● GIVEN PROBLEM
Output the full listing below exactly as it reads, and skip anything that is a picture.
:: MATERIAL PROVIDED ::
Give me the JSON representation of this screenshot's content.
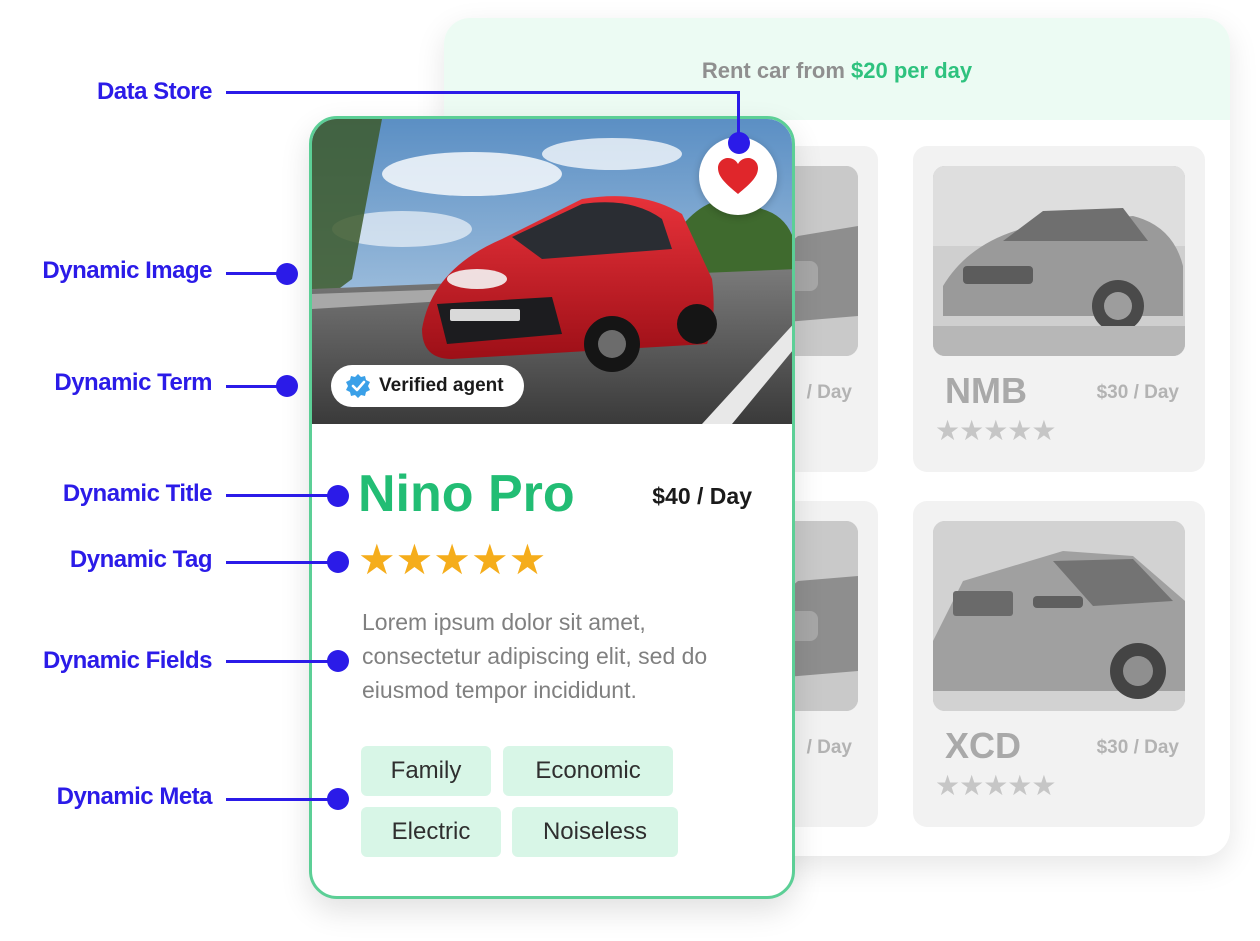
{
  "header": {
    "prefix": "Rent car from ",
    "highlight": "$20 per day"
  },
  "background_cards": [
    {
      "title": "NMB",
      "price": "$30 / Day",
      "stars": "★★★★★"
    },
    {
      "title": "XCD",
      "price": "$30 / Day",
      "stars": "★★★★★"
    }
  ],
  "partial_cards": [
    {
      "price": "/ Day"
    },
    {
      "price": "/ Day"
    }
  ],
  "main_card": {
    "badge": "Verified agent",
    "title": "Nino Pro",
    "price": "$40 / Day",
    "stars": "★★★★★",
    "rating": 5,
    "description": "Lorem ipsum dolor sit amet, consectetur adipiscing elit, sed do eiusmod tempor incididunt.",
    "tags": [
      "Family",
      "Economic",
      "Electric",
      "Noiseless"
    ]
  },
  "annotations": {
    "data_store": "Data Store",
    "dynamic_image": "Dynamic Image",
    "dynamic_term": "Dynamic Term",
    "dynamic_title": "Dynamic Title",
    "dynamic_tag": "Dynamic Tag",
    "dynamic_fields": "Dynamic Fields",
    "dynamic_meta": "Dynamic Meta"
  },
  "colors": {
    "accent_green": "#22bd74",
    "annotation_blue": "#2b1be8",
    "star_gold": "#f5ad1b",
    "heart_red": "#e0262b"
  },
  "icons": {
    "favorite": "heart-icon",
    "verified": "verified-badge-icon",
    "rating": "star-icon"
  }
}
:::
● THE SOLUTION
Give me the JSON representation of this screenshot's content.
{
  "header": {
    "prefix": "Rent car from ",
    "highlight": "$20 per day"
  },
  "background_cards": [
    {
      "title": "NMB",
      "price": "$30 / Day",
      "stars": "★★★★★"
    },
    {
      "title": "XCD",
      "price": "$30 / Day",
      "stars": "★★★★★"
    }
  ],
  "partial_cards": [
    {
      "price": "/ Day"
    },
    {
      "price": "/ Day"
    }
  ],
  "main_card": {
    "badge": "Verified agent",
    "title": "Nino Pro",
    "price": "$40 / Day",
    "stars": "★★★★★",
    "rating": 5,
    "description": "Lorem ipsum dolor sit amet, consectetur adipiscing elit, sed do eiusmod tempor incididunt.",
    "tags": [
      "Family",
      "Economic",
      "Electric",
      "Noiseless"
    ]
  },
  "annotations": {
    "data_store": "Data Store",
    "dynamic_image": "Dynamic Image",
    "dynamic_term": "Dynamic Term",
    "dynamic_title": "Dynamic Title",
    "dynamic_tag": "Dynamic Tag",
    "dynamic_fields": "Dynamic Fields",
    "dynamic_meta": "Dynamic Meta"
  },
  "colors": {
    "accent_green": "#22bd74",
    "annotation_blue": "#2b1be8",
    "star_gold": "#f5ad1b",
    "heart_red": "#e0262b"
  },
  "icons": {
    "favorite": "heart-icon",
    "verified": "verified-badge-icon",
    "rating": "star-icon"
  }
}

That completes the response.